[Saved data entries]
▬▬▬▬▬▬▬▬▬▬

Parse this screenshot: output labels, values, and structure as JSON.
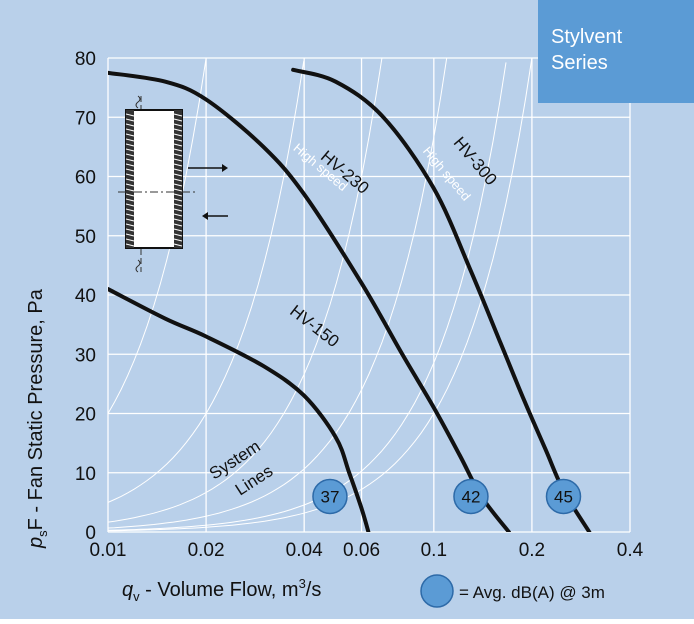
{
  "brand_box": {
    "line1": "Stylvent",
    "line2": "Series",
    "color": "#5b9bd5"
  },
  "colors": {
    "background": "#b9d0ea",
    "grid": "#ffffff",
    "curve": "#111111",
    "marker": "#5b9bd5"
  },
  "chart_data": {
    "type": "line",
    "x_scale": "log",
    "xlim": [
      0.01,
      0.4
    ],
    "ylim": [
      0,
      80
    ],
    "x_ticks": [
      0.01,
      0.02,
      0.04,
      0.06,
      0.1,
      0.2,
      0.4
    ],
    "x_tick_labels": [
      "0.01",
      "0.02",
      "0.04",
      "0.06",
      "0.1",
      "0.2",
      "0.4"
    ],
    "y_ticks": [
      0,
      10,
      20,
      30,
      40,
      50,
      60,
      70,
      80
    ],
    "y_tick_labels": [
      "0",
      "10",
      "20",
      "30",
      "40",
      "50",
      "60",
      "70",
      "80"
    ],
    "xlabel": {
      "q": "q",
      "sub": "v",
      "rest": " - Volume Flow, m",
      "sup": "3",
      "end": "/s"
    },
    "ylabel": {
      "p": "p",
      "sub": "s",
      "rest": "F - Fan Static Pressure, Pa"
    },
    "grid": true,
    "series": [
      {
        "name": "HV-150",
        "points": [
          [
            0.01,
            41
          ],
          [
            0.015,
            36
          ],
          [
            0.02,
            33
          ],
          [
            0.03,
            28
          ],
          [
            0.04,
            23
          ],
          [
            0.05,
            16
          ],
          [
            0.055,
            10
          ],
          [
            0.06,
            4
          ],
          [
            0.063,
            0
          ]
        ]
      },
      {
        "name": "HV-230",
        "subtitle": "High speed",
        "points": [
          [
            0.01,
            77.5
          ],
          [
            0.015,
            76
          ],
          [
            0.02,
            73
          ],
          [
            0.03,
            65
          ],
          [
            0.04,
            57
          ],
          [
            0.06,
            42
          ],
          [
            0.08,
            30
          ],
          [
            0.1,
            21
          ],
          [
            0.12,
            13
          ],
          [
            0.14,
            6
          ],
          [
            0.17,
            0
          ]
        ]
      },
      {
        "name": "HV-300",
        "subtitle": "High speed",
        "points": [
          [
            0.037,
            78
          ],
          [
            0.05,
            76
          ],
          [
            0.07,
            70
          ],
          [
            0.1,
            58
          ],
          [
            0.13,
            44
          ],
          [
            0.16,
            32
          ],
          [
            0.19,
            22
          ],
          [
            0.22,
            14
          ],
          [
            0.25,
            7
          ],
          [
            0.3,
            0
          ]
        ]
      }
    ],
    "system_lines_label": [
      "System",
      "Lines"
    ],
    "system_lines_k": [
      0.0005,
      0.00035,
      0.00015,
      6e-05,
      2e-05,
      5e-06
    ],
    "markers": [
      {
        "label": "37",
        "x": 0.048,
        "y": 6
      },
      {
        "label": "42",
        "x": 0.13,
        "y": 6
      },
      {
        "label": "45",
        "x": 0.25,
        "y": 6
      }
    ],
    "legend_text": "= Avg. dB(A) @ 3m"
  }
}
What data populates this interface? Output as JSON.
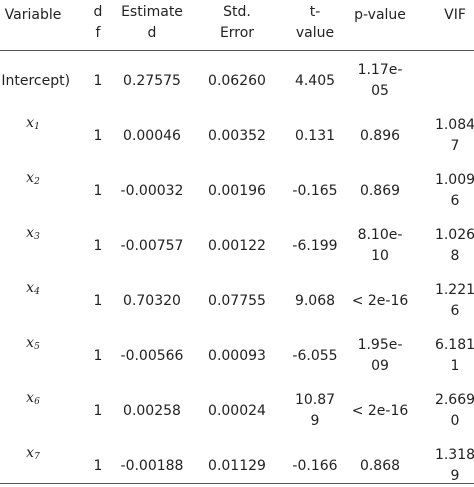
{
  "header": {
    "variable": "Variable",
    "df": "d\nf",
    "estimate": "Estimate\nd",
    "stderr": "Std.\nError",
    "tvalue": "t-\nvalue",
    "pvalue": "p-value",
    "vif": "VIF"
  },
  "rows": [
    {
      "variable": "(Intercept)",
      "var_sub": "",
      "df": "1",
      "estimate": "0.27575",
      "stderr": "0.06260",
      "tvalue": "4.405",
      "pvalue": "1.17e-\n05",
      "vif": ""
    },
    {
      "variable": "x",
      "var_sub": "1",
      "df": "1",
      "estimate": "0.00046",
      "stderr": "0.00352",
      "tvalue": "0.131",
      "pvalue": "0.896",
      "vif": "1.084\n7"
    },
    {
      "variable": "x",
      "var_sub": "2",
      "df": "1",
      "estimate": "-0.00032",
      "stderr": "0.00196",
      "tvalue": "-0.165",
      "pvalue": "0.869",
      "vif": "1.009\n6"
    },
    {
      "variable": "x",
      "var_sub": "3",
      "df": "1",
      "estimate": "-0.00757",
      "stderr": "0.00122",
      "tvalue": "-6.199",
      "pvalue": "8.10e-\n10",
      "vif": "1.026\n8"
    },
    {
      "variable": "x",
      "var_sub": "4",
      "df": "1",
      "estimate": "0.70320",
      "stderr": "0.07755",
      "tvalue": "9.068",
      "pvalue": "< 2e-16",
      "vif": "1.221\n6"
    },
    {
      "variable": "x",
      "var_sub": "5",
      "df": "1",
      "estimate": "-0.00566",
      "stderr": "0.00093",
      "tvalue": "-6.055",
      "pvalue": "1.95e-\n09",
      "vif": "6.181\n1"
    },
    {
      "variable": "x",
      "var_sub": "6",
      "df": "1",
      "estimate": "0.00258",
      "stderr": "0.00024",
      "tvalue": "10.87\n9",
      "pvalue": "< 2e-16",
      "vif": "2.669\n0"
    },
    {
      "variable": "x",
      "var_sub": "7",
      "df": "1",
      "estimate": "-0.00188",
      "stderr": "0.01129",
      "tvalue": "-0.166",
      "pvalue": "0.868",
      "vif": "1.318\n9"
    }
  ],
  "colors": {
    "text": "#222222",
    "rule": "#555555"
  }
}
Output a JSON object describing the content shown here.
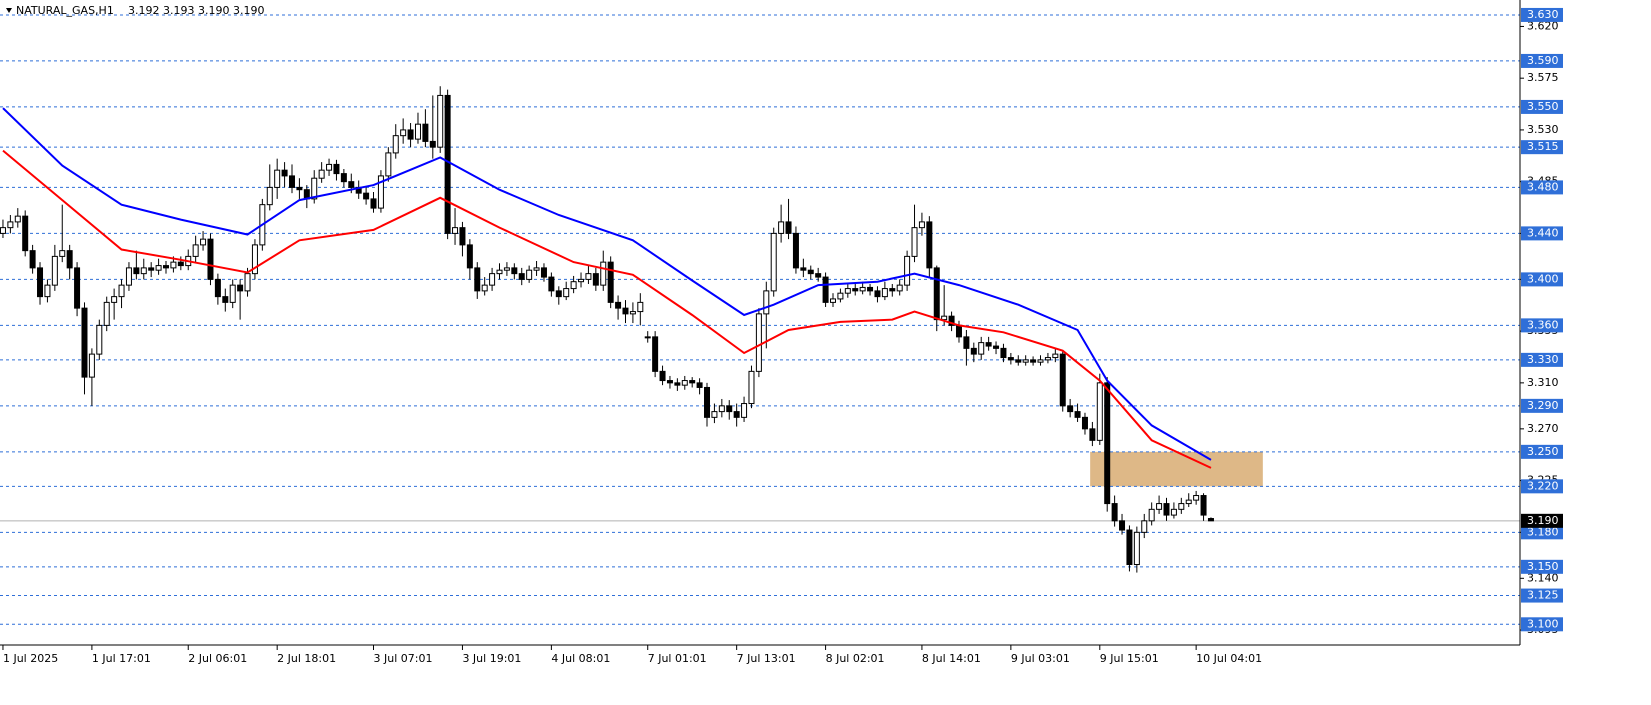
{
  "chart_data": {
    "type": "candlestick",
    "title": "NATURAL_GAS,H1",
    "quote": "3.192 3.193 3.190 3.190",
    "candles": [
      [
        3.44,
        3.452,
        3.436,
        3.445
      ],
      [
        3.445,
        3.456,
        3.44,
        3.45
      ],
      [
        3.45,
        3.462,
        3.445,
        3.455
      ],
      [
        3.455,
        3.46,
        3.42,
        3.425
      ],
      [
        3.425,
        3.43,
        3.405,
        3.41
      ],
      [
        3.41,
        3.415,
        3.378,
        3.385
      ],
      [
        3.385,
        3.4,
        3.38,
        3.395
      ],
      [
        3.395,
        3.43,
        3.39,
        3.42
      ],
      [
        3.42,
        3.465,
        3.415,
        3.425
      ],
      [
        3.425,
        3.43,
        3.4,
        3.41
      ],
      [
        3.41,
        3.415,
        3.368,
        3.375
      ],
      [
        3.375,
        3.38,
        3.3,
        3.315
      ],
      [
        3.315,
        3.34,
        3.29,
        3.335
      ],
      [
        3.335,
        3.365,
        3.33,
        3.36
      ],
      [
        3.36,
        3.385,
        3.355,
        3.38
      ],
      [
        3.38,
        3.392,
        3.365,
        3.385
      ],
      [
        3.385,
        3.4,
        3.375,
        3.395
      ],
      [
        3.395,
        3.415,
        3.39,
        3.41
      ],
      [
        3.41,
        3.425,
        3.4,
        3.405
      ],
      [
        3.405,
        3.418,
        3.4,
        3.41
      ],
      [
        3.41,
        3.415,
        3.402,
        3.408
      ],
      [
        3.408,
        3.418,
        3.404,
        3.412
      ],
      [
        3.412,
        3.416,
        3.405,
        3.41
      ],
      [
        3.41,
        3.42,
        3.406,
        3.415
      ],
      [
        3.415,
        3.42,
        3.408,
        3.412
      ],
      [
        3.412,
        3.426,
        3.408,
        3.42
      ],
      [
        3.42,
        3.438,
        3.415,
        3.43
      ],
      [
        3.43,
        3.442,
        3.425,
        3.435
      ],
      [
        3.435,
        3.44,
        3.395,
        3.4
      ],
      [
        3.4,
        3.405,
        3.378,
        3.385
      ],
      [
        3.385,
        3.392,
        3.372,
        3.38
      ],
      [
        3.38,
        3.4,
        3.375,
        3.395
      ],
      [
        3.395,
        3.4,
        3.365,
        3.39
      ],
      [
        3.39,
        3.41,
        3.385,
        3.405
      ],
      [
        3.405,
        3.435,
        3.4,
        3.43
      ],
      [
        3.43,
        3.47,
        3.425,
        3.465
      ],
      [
        3.465,
        3.5,
        3.46,
        3.48
      ],
      [
        3.48,
        3.505,
        3.47,
        3.495
      ],
      [
        3.495,
        3.502,
        3.48,
        3.49
      ],
      [
        3.49,
        3.5,
        3.475,
        3.48
      ],
      [
        3.48,
        3.488,
        3.47,
        3.478
      ],
      [
        3.478,
        3.482,
        3.462,
        3.47
      ],
      [
        3.47,
        3.495,
        3.466,
        3.488
      ],
      [
        3.488,
        3.502,
        3.484,
        3.495
      ],
      [
        3.495,
        3.505,
        3.49,
        3.5
      ],
      [
        3.5,
        3.504,
        3.486,
        3.492
      ],
      [
        3.492,
        3.496,
        3.48,
        3.485
      ],
      [
        3.485,
        3.492,
        3.475,
        3.48
      ],
      [
        3.48,
        3.486,
        3.47,
        3.475
      ],
      [
        3.475,
        3.48,
        3.465,
        3.47
      ],
      [
        3.47,
        3.476,
        3.458,
        3.462
      ],
      [
        3.462,
        3.495,
        3.458,
        3.49
      ],
      [
        3.49,
        3.515,
        3.485,
        3.51
      ],
      [
        3.51,
        3.535,
        3.505,
        3.525
      ],
      [
        3.525,
        3.54,
        3.518,
        3.53
      ],
      [
        3.53,
        3.536,
        3.515,
        3.522
      ],
      [
        3.522,
        3.545,
        3.518,
        3.535
      ],
      [
        3.535,
        3.548,
        3.515,
        3.52
      ],
      [
        3.52,
        3.56,
        3.505,
        3.515
      ],
      [
        3.515,
        3.568,
        3.51,
        3.56
      ],
      [
        3.56,
        3.565,
        3.435,
        3.44
      ],
      [
        3.44,
        3.462,
        3.43,
        3.445
      ],
      [
        3.445,
        3.45,
        3.42,
        3.43
      ],
      [
        3.43,
        3.435,
        3.4,
        3.41
      ],
      [
        3.41,
        3.415,
        3.383,
        3.39
      ],
      [
        3.39,
        3.402,
        3.386,
        3.395
      ],
      [
        3.395,
        3.41,
        3.39,
        3.405
      ],
      [
        3.405,
        3.414,
        3.4,
        3.408
      ],
      [
        3.408,
        3.415,
        3.403,
        3.41
      ],
      [
        3.41,
        3.414,
        3.4,
        3.405
      ],
      [
        3.405,
        3.41,
        3.395,
        3.4
      ],
      [
        3.4,
        3.412,
        3.397,
        3.408
      ],
      [
        3.408,
        3.416,
        3.403,
        3.41
      ],
      [
        3.41,
        3.414,
        3.398,
        3.402
      ],
      [
        3.402,
        3.406,
        3.385,
        3.39
      ],
      [
        3.39,
        3.394,
        3.378,
        3.385
      ],
      [
        3.385,
        3.398,
        3.382,
        3.392
      ],
      [
        3.392,
        3.403,
        3.388,
        3.398
      ],
      [
        3.398,
        3.406,
        3.393,
        3.4
      ],
      [
        3.4,
        3.412,
        3.396,
        3.405
      ],
      [
        3.405,
        3.41,
        3.39,
        3.395
      ],
      [
        3.395,
        3.425,
        3.39,
        3.415
      ],
      [
        3.415,
        3.42,
        3.375,
        3.38
      ],
      [
        3.38,
        3.386,
        3.365,
        3.375
      ],
      [
        3.375,
        3.382,
        3.362,
        3.37
      ],
      [
        3.37,
        3.38,
        3.362,
        3.372
      ],
      [
        3.372,
        3.388,
        3.36,
        3.38
      ],
      [
        3.35,
        3.355,
        3.345,
        3.35
      ],
      [
        3.35,
        3.355,
        3.315,
        3.32
      ],
      [
        3.32,
        3.325,
        3.308,
        3.312
      ],
      [
        3.312,
        3.316,
        3.305,
        3.31
      ],
      [
        3.31,
        3.314,
        3.303,
        3.308
      ],
      [
        3.308,
        3.316,
        3.304,
        3.312
      ],
      [
        3.312,
        3.315,
        3.306,
        3.31
      ],
      [
        3.31,
        3.314,
        3.3,
        3.306
      ],
      [
        3.306,
        3.31,
        3.272,
        3.28
      ],
      [
        3.28,
        3.292,
        3.275,
        3.285
      ],
      [
        3.285,
        3.296,
        3.28,
        3.29
      ],
      [
        3.29,
        3.295,
        3.278,
        3.285
      ],
      [
        3.285,
        3.292,
        3.272,
        3.28
      ],
      [
        3.28,
        3.298,
        3.276,
        3.292
      ],
      [
        3.292,
        3.325,
        3.288,
        3.32
      ],
      [
        3.32,
        3.375,
        3.315,
        3.37
      ],
      [
        3.37,
        3.398,
        3.34,
        3.39
      ],
      [
        3.39,
        3.445,
        3.385,
        3.44
      ],
      [
        3.44,
        3.465,
        3.432,
        3.45
      ],
      [
        3.45,
        3.47,
        3.435,
        3.44
      ],
      [
        3.44,
        3.446,
        3.405,
        3.41
      ],
      [
        3.41,
        3.418,
        3.402,
        3.408
      ],
      [
        3.408,
        3.412,
        3.4,
        3.405
      ],
      [
        3.405,
        3.41,
        3.398,
        3.402
      ],
      [
        3.402,
        3.406,
        3.376,
        3.38
      ],
      [
        3.38,
        3.388,
        3.376,
        3.383
      ],
      [
        3.383,
        3.392,
        3.38,
        3.388
      ],
      [
        3.388,
        3.396,
        3.384,
        3.392
      ],
      [
        3.392,
        3.396,
        3.386,
        3.39
      ],
      [
        3.39,
        3.398,
        3.387,
        3.393
      ],
      [
        3.393,
        3.396,
        3.386,
        3.39
      ],
      [
        3.39,
        3.394,
        3.38,
        3.385
      ],
      [
        3.385,
        3.398,
        3.382,
        3.392
      ],
      [
        3.392,
        3.396,
        3.385,
        3.39
      ],
      [
        3.39,
        3.4,
        3.386,
        3.395
      ],
      [
        3.395,
        3.425,
        3.39,
        3.42
      ],
      [
        3.42,
        3.465,
        3.415,
        3.445
      ],
      [
        3.445,
        3.458,
        3.438,
        3.45
      ],
      [
        3.45,
        3.455,
        3.402,
        3.41
      ],
      [
        3.41,
        3.412,
        3.355,
        3.365
      ],
      [
        3.365,
        3.395,
        3.36,
        3.368
      ],
      [
        3.368,
        3.372,
        3.355,
        3.36
      ],
      [
        3.36,
        3.364,
        3.345,
        3.35
      ],
      [
        3.35,
        3.356,
        3.325,
        3.34
      ],
      [
        3.34,
        3.345,
        3.328,
        3.335
      ],
      [
        3.335,
        3.35,
        3.33,
        3.345
      ],
      [
        3.345,
        3.35,
        3.338,
        3.342
      ],
      [
        3.342,
        3.346,
        3.335,
        3.34
      ],
      [
        3.34,
        3.344,
        3.328,
        3.332
      ],
      [
        3.332,
        3.336,
        3.326,
        3.33
      ],
      [
        3.33,
        3.334,
        3.325,
        3.328
      ],
      [
        3.328,
        3.334,
        3.325,
        3.33
      ],
      [
        3.33,
        3.333,
        3.325,
        3.328
      ],
      [
        3.328,
        3.334,
        3.325,
        3.33
      ],
      [
        3.33,
        3.336,
        3.327,
        3.332
      ],
      [
        3.332,
        3.34,
        3.328,
        3.335
      ],
      [
        3.335,
        3.338,
        3.285,
        3.29
      ],
      [
        3.29,
        3.296,
        3.28,
        3.285
      ],
      [
        3.285,
        3.292,
        3.276,
        3.28
      ],
      [
        3.28,
        3.284,
        3.265,
        3.27
      ],
      [
        3.27,
        3.276,
        3.255,
        3.26
      ],
      [
        3.26,
        3.318,
        3.256,
        3.31
      ],
      [
        3.31,
        3.315,
        3.198,
        3.205
      ],
      [
        3.205,
        3.212,
        3.185,
        3.19
      ],
      [
        3.19,
        3.196,
        3.178,
        3.182
      ],
      [
        3.182,
        3.186,
        3.146,
        3.152
      ],
      [
        3.152,
        3.185,
        3.145,
        3.18
      ],
      [
        3.18,
        3.196,
        3.175,
        3.19
      ],
      [
        3.19,
        3.206,
        3.186,
        3.2
      ],
      [
        3.2,
        3.212,
        3.196,
        3.205
      ],
      [
        3.205,
        3.21,
        3.19,
        3.195
      ],
      [
        3.195,
        3.206,
        3.192,
        3.2
      ],
      [
        3.2,
        3.21,
        3.196,
        3.205
      ],
      [
        3.205,
        3.214,
        3.202,
        3.208
      ],
      [
        3.208,
        3.216,
        3.204,
        3.212
      ],
      [
        3.212,
        3.214,
        3.19,
        3.195
      ],
      [
        3.192,
        3.193,
        3.19,
        3.19
      ]
    ],
    "series": [
      {
        "color": "#0000ff",
        "x": [
          0,
          8,
          16,
          24,
          33,
          40,
          50,
          59,
          67,
          75,
          85,
          93,
          100,
          104,
          110,
          118,
          123,
          129,
          137,
          145,
          149,
          155,
          163
        ],
        "values": [
          3.549,
          3.499,
          3.465,
          3.452,
          3.439,
          3.469,
          3.482,
          3.506,
          3.478,
          3.456,
          3.434,
          3.399,
          3.369,
          3.378,
          3.395,
          3.398,
          3.405,
          3.395,
          3.378,
          3.356,
          3.312,
          3.273,
          3.243
        ]
      },
      {
        "color": "#ff0000",
        "x": [
          0,
          8,
          16,
          24,
          33,
          40,
          50,
          59,
          67,
          77,
          85,
          93,
          100,
          106,
          113,
          120,
          123,
          129,
          135,
          143,
          148,
          155,
          163
        ],
        "values": [
          3.512,
          3.469,
          3.426,
          3.417,
          3.406,
          3.434,
          3.443,
          3.471,
          3.445,
          3.415,
          3.404,
          3.369,
          3.336,
          3.356,
          3.363,
          3.365,
          3.372,
          3.36,
          3.354,
          3.338,
          3.312,
          3.26,
          3.236
        ]
      }
    ],
    "zone": {
      "x": [
        146.7,
        170
      ],
      "ylim": [
        3.22,
        3.25
      ],
      "color": "#deb887"
    },
    "xlim": [
      -0.4,
      204.7
    ],
    "ylim": [
      3.082,
      3.643
    ],
    "xticks": [
      {
        "value": 0,
        "label": "1 Jul 2025"
      },
      {
        "value": 12,
        "label": "1 Jul 17:01"
      },
      {
        "value": 25,
        "label": "2 Jul 06:01"
      },
      {
        "value": 37,
        "label": "2 Jul 18:01"
      },
      {
        "value": 50,
        "label": "3 Jul 07:01"
      },
      {
        "value": 62,
        "label": "3 Jul 19:01"
      },
      {
        "value": 74,
        "label": "4 Jul 08:01"
      },
      {
        "value": 87,
        "label": "7 Jul 01:01"
      },
      {
        "value": 99,
        "label": "7 Jul 13:01"
      },
      {
        "value": 111,
        "label": "8 Jul 02:01"
      },
      {
        "value": 124,
        "label": "8 Jul 14:01"
      },
      {
        "value": 136,
        "label": "9 Jul 03:01"
      },
      {
        "value": 148,
        "label": "9 Jul 15:01"
      },
      {
        "value": 161,
        "label": "10 Jul 04:01"
      }
    ],
    "yticks": [
      {
        "value": 3.62,
        "label": "3.620"
      },
      {
        "value": 3.575,
        "label": "3.575"
      },
      {
        "value": 3.53,
        "label": "3.530"
      },
      {
        "value": 3.485,
        "label": "3.485"
      },
      {
        "value": 3.44,
        "label": "3.440"
      },
      {
        "value": 3.4,
        "label": "3.400"
      },
      {
        "value": 3.355,
        "label": "3.355"
      },
      {
        "value": 3.31,
        "label": "3.310"
      },
      {
        "value": 3.27,
        "label": "3.270"
      },
      {
        "value": 3.225,
        "label": "3.225"
      },
      {
        "value": 3.18,
        "label": "3.180"
      },
      {
        "value": 3.14,
        "label": "3.140"
      },
      {
        "value": 3.095,
        "label": "3.095"
      }
    ],
    "levels": [
      {
        "value": 3.63,
        "label": "3.630"
      },
      {
        "value": 3.59,
        "label": "3.590"
      },
      {
        "value": 3.55,
        "label": "3.550"
      },
      {
        "value": 3.515,
        "label": "3.515"
      },
      {
        "value": 3.48,
        "label": "3.480"
      },
      {
        "value": 3.44,
        "label": "3.440"
      },
      {
        "value": 3.4,
        "label": "3.400"
      },
      {
        "value": 3.36,
        "label": "3.360"
      },
      {
        "value": 3.33,
        "label": "3.330"
      },
      {
        "value": 3.29,
        "label": "3.290"
      },
      {
        "value": 3.25,
        "label": "3.250"
      },
      {
        "value": 3.22,
        "label": "3.220"
      },
      {
        "value": 3.18,
        "label": "3.180"
      },
      {
        "value": 3.15,
        "label": "3.150"
      },
      {
        "value": 3.125,
        "label": "3.125"
      },
      {
        "value": 3.1,
        "label": "3.100"
      }
    ],
    "level_color": "#2f6fd8",
    "last_price": {
      "value": 3.19,
      "label": "3.190"
    }
  }
}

▬▬▬▬▬▬▬▬▬▬

• [Task] Copy out every line of the listing that contains the string "this".

• [Response to the task]
Parse this screenshot: output labels, values, and structure as JSON.
What data populates this interface? Output as JSON.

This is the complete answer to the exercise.